[begin Given entries]

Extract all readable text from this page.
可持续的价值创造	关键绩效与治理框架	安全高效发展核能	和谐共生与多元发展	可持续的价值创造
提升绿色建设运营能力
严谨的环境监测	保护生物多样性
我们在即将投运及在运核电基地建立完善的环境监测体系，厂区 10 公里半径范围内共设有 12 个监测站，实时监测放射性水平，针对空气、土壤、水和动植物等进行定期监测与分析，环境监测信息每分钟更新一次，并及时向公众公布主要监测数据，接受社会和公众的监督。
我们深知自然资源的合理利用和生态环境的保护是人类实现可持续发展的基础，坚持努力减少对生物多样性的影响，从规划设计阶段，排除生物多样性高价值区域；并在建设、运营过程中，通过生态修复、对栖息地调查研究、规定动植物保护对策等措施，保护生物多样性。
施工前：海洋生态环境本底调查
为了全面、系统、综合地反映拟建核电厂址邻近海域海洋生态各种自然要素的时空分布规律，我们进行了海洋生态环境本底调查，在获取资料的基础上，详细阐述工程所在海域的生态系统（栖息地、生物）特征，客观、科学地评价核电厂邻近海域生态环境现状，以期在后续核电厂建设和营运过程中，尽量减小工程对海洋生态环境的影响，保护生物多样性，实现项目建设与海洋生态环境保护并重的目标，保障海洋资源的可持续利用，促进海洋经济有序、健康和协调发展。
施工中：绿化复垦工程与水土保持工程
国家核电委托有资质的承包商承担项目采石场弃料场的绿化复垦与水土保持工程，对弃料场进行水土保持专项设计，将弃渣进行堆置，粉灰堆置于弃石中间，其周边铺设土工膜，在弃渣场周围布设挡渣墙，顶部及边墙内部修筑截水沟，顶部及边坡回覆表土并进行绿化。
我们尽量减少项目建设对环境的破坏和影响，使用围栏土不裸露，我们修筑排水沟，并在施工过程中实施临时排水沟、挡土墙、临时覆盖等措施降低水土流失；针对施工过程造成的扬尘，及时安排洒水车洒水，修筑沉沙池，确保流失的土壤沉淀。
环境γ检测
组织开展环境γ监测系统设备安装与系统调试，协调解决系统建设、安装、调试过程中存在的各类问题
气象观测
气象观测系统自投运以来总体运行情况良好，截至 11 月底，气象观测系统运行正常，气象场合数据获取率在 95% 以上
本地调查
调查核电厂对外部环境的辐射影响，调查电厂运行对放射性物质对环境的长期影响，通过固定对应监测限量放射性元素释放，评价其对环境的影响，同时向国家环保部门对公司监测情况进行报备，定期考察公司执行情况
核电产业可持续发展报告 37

[end Given entries]

Report only the count of lines that include the string "保护生物多样性".

Answer to this exercise: 3